╭─ Stored data

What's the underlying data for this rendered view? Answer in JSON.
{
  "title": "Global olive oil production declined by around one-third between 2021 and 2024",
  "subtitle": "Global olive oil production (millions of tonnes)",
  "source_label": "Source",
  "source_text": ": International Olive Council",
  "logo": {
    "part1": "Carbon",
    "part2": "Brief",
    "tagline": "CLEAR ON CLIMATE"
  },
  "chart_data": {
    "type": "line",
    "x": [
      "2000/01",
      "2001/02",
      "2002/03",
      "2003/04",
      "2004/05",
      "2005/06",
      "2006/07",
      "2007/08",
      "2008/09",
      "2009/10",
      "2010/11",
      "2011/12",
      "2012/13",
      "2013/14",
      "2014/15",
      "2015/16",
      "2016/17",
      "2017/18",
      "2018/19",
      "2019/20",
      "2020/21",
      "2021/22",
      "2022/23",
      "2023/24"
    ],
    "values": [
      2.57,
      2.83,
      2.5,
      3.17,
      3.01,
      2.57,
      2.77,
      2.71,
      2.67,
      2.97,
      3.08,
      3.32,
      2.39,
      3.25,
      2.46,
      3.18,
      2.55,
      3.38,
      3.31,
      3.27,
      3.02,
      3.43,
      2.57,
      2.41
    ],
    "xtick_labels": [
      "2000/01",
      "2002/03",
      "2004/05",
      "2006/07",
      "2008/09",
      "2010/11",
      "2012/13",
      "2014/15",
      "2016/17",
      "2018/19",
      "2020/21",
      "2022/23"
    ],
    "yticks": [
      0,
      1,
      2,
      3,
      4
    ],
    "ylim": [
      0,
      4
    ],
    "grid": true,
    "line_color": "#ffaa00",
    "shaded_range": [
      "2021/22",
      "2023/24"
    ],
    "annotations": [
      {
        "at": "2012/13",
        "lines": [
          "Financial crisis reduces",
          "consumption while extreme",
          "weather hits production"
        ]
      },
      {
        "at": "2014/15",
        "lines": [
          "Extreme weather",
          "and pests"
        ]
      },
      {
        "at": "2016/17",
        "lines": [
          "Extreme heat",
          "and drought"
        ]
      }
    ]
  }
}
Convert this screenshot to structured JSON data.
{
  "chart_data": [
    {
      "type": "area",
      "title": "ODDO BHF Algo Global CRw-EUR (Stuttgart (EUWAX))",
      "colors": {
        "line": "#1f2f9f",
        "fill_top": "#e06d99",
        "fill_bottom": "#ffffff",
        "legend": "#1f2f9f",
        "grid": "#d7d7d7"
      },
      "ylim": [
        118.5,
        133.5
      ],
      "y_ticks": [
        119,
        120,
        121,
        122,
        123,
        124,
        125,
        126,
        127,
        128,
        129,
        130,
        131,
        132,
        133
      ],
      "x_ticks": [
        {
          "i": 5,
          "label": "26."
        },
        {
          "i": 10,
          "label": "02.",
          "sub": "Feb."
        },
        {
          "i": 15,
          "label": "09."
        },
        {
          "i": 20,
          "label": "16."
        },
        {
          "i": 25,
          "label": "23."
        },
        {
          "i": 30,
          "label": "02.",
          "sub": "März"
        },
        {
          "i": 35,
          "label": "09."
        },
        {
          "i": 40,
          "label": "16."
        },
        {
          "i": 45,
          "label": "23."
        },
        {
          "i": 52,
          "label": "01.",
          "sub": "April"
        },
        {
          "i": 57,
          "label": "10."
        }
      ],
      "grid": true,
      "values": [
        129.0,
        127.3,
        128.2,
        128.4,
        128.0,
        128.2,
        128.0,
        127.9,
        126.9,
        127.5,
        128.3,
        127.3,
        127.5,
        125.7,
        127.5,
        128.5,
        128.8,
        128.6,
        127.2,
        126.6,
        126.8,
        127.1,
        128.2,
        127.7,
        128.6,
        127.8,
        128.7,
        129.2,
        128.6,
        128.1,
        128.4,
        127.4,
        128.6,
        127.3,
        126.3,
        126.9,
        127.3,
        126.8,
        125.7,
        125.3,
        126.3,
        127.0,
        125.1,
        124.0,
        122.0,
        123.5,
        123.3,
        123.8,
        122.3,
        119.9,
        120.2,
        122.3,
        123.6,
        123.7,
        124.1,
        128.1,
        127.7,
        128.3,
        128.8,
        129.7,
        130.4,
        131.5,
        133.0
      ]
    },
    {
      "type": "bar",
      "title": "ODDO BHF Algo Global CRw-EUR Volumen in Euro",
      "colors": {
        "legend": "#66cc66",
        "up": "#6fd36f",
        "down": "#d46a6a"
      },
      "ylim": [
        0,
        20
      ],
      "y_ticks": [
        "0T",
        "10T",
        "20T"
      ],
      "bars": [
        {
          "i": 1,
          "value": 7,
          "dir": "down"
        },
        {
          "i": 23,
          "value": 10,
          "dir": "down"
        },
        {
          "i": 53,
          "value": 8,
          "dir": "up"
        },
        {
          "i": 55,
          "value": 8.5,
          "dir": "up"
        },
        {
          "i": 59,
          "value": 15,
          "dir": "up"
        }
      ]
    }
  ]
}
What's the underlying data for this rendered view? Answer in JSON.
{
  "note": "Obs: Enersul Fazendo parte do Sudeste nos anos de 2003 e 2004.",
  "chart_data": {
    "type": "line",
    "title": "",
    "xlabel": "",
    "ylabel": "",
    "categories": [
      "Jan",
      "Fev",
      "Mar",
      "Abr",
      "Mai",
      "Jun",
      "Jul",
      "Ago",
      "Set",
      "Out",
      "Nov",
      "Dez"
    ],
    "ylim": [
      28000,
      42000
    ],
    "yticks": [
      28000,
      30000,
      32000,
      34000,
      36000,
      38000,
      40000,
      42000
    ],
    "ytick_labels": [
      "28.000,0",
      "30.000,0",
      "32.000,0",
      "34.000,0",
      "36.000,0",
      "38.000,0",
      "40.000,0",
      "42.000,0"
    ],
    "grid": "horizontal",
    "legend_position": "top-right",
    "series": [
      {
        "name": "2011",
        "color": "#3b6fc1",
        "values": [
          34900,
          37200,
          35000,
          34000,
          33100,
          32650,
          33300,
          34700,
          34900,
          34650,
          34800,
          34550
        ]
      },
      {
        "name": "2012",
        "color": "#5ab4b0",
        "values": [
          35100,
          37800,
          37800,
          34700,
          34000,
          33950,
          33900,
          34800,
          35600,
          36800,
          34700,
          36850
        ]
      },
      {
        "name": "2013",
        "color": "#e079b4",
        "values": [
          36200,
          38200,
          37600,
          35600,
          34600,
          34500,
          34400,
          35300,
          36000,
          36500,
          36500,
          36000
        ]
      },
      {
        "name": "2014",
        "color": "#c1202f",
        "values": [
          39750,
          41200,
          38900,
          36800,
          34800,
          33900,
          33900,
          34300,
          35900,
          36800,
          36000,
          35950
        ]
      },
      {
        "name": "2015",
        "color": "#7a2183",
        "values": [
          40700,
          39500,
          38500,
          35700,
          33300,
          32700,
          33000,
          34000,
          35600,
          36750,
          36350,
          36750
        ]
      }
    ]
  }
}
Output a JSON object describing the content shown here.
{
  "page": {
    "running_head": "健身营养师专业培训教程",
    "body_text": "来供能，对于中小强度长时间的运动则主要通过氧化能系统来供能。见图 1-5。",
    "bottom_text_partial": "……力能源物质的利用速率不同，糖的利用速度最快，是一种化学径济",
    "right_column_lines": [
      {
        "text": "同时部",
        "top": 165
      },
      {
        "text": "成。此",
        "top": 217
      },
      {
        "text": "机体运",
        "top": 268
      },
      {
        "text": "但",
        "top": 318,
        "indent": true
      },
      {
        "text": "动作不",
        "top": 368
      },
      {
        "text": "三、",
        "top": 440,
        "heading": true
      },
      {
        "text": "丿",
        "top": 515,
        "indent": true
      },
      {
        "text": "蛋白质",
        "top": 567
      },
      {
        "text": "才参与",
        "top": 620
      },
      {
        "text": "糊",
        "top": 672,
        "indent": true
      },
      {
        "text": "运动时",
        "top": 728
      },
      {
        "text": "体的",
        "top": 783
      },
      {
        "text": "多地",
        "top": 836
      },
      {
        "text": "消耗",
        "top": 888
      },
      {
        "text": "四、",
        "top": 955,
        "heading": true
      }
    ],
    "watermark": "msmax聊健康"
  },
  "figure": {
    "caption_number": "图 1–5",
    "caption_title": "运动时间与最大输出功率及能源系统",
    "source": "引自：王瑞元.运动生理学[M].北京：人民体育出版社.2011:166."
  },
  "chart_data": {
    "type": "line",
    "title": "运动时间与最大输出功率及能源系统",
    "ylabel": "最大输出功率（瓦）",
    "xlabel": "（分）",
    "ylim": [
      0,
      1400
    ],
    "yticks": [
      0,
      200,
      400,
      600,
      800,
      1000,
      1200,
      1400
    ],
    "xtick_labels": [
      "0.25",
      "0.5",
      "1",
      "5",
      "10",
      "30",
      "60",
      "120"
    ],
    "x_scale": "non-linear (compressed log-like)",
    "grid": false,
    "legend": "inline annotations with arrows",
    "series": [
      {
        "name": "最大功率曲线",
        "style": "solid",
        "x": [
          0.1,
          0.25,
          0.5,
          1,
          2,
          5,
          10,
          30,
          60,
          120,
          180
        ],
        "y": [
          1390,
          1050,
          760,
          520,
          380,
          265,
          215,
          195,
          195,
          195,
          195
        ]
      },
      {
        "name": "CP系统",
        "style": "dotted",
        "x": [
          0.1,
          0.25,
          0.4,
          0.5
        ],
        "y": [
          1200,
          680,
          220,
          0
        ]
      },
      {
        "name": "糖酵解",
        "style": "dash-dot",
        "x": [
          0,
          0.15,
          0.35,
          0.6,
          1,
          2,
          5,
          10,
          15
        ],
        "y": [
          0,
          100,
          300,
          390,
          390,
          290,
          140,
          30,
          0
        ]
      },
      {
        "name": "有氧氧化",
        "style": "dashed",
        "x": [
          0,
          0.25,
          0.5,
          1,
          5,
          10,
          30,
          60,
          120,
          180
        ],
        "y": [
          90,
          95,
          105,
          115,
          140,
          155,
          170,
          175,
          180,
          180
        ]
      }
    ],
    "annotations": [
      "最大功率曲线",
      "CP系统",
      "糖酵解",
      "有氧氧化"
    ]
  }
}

╰─

Out of the material above, select every line that holds the string "Algo".

      "title": "ODDO BHF Algo Global CRw-EUR (Stuttgart (EUWAX))",
      "title": "ODDO BHF Algo Global CRw-EUR Volumen in Euro",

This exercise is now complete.